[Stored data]

________________________________________

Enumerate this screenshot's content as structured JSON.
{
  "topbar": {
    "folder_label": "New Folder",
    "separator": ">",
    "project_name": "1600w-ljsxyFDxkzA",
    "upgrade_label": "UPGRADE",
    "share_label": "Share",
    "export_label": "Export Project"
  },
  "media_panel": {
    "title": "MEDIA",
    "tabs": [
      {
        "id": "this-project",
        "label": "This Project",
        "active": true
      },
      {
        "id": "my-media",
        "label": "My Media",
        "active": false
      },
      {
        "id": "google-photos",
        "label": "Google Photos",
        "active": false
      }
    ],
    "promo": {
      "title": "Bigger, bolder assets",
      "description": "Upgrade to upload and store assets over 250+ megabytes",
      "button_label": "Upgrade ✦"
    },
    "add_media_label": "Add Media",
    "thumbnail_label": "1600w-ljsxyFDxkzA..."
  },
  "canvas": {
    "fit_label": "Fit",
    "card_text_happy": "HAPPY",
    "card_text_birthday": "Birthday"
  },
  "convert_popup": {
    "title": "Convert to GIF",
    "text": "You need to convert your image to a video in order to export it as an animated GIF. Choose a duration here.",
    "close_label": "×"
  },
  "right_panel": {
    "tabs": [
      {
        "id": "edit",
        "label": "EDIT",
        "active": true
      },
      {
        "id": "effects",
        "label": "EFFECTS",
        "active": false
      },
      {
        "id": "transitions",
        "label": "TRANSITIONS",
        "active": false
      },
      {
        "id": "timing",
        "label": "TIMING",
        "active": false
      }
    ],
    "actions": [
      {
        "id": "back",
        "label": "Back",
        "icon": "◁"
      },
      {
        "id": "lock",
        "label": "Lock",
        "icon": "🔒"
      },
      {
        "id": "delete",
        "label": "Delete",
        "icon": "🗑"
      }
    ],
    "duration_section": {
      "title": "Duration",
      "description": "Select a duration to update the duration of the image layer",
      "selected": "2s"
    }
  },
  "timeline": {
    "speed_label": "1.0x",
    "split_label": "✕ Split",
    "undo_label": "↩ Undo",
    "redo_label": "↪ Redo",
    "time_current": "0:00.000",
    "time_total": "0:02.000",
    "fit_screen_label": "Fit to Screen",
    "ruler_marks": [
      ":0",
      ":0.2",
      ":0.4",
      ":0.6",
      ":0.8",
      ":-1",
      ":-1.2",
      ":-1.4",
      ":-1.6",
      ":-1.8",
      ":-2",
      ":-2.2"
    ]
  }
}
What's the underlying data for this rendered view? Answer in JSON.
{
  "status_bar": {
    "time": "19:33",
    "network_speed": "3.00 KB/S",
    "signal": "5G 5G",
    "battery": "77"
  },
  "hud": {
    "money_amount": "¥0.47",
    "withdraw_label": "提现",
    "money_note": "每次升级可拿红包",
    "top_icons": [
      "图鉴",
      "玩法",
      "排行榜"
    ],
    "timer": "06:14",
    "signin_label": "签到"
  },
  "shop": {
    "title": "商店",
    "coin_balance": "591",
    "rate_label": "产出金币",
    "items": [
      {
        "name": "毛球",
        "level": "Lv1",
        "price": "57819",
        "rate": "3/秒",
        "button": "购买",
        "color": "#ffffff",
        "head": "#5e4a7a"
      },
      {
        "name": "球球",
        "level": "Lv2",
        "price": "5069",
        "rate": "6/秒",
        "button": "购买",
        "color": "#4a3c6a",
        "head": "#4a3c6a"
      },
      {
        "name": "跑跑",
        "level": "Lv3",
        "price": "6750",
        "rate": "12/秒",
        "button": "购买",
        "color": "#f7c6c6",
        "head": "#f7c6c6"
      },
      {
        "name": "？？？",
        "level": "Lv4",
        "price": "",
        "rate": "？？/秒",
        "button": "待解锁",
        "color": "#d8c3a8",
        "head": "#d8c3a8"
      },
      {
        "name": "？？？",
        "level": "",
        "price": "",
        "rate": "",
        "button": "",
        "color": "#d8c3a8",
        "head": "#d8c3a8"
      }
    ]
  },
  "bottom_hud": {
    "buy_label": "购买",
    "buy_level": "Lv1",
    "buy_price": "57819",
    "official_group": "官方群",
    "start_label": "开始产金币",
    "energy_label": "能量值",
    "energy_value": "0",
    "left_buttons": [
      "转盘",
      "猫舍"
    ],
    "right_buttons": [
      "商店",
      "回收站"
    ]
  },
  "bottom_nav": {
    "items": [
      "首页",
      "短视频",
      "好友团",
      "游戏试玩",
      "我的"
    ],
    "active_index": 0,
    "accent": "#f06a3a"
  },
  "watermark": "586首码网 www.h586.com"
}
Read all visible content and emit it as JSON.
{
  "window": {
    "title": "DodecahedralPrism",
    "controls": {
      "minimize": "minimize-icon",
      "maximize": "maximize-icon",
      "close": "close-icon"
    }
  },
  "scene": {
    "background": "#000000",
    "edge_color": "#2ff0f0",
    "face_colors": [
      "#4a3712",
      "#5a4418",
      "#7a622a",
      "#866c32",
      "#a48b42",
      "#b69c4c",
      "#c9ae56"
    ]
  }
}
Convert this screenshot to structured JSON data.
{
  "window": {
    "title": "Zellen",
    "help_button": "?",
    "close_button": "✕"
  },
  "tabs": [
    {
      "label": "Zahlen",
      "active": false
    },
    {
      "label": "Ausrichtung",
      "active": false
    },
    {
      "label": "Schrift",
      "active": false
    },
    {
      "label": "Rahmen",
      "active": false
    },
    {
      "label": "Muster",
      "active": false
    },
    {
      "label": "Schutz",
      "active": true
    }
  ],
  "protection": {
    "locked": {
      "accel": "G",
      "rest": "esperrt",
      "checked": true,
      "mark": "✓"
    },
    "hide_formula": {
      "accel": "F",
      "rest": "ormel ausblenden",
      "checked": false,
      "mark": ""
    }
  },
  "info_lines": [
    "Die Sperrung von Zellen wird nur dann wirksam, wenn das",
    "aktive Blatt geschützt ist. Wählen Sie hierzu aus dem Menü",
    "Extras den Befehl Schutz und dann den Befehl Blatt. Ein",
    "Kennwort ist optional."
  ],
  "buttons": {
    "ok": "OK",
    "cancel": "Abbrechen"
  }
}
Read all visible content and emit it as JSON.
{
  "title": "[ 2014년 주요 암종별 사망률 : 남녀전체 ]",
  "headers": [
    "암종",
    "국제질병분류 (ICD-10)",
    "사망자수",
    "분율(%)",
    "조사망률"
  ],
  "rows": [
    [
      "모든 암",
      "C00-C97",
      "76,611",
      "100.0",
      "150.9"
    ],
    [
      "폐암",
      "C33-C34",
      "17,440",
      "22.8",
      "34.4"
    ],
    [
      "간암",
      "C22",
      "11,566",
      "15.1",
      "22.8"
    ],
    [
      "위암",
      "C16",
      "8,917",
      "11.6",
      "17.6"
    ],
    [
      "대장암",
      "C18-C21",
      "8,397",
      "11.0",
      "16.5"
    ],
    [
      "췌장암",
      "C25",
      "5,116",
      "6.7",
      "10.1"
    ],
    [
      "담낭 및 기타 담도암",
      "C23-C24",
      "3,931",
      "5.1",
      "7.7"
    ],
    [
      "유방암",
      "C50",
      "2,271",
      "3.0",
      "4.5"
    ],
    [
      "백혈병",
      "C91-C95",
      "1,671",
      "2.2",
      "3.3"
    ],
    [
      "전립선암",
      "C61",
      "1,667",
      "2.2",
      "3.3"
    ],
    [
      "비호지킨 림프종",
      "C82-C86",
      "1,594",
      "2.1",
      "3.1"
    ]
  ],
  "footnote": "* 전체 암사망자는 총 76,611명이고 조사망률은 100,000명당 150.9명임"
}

________________________________________

# Exercise description
Locate the word "image" in the records and collect each line it appears in.

# Written response
    "text": "You need to convert your image to a video in order to export it as an animated GIF. Choose a duration here.",
      "description": "Select a duration to update the duration of the image layer",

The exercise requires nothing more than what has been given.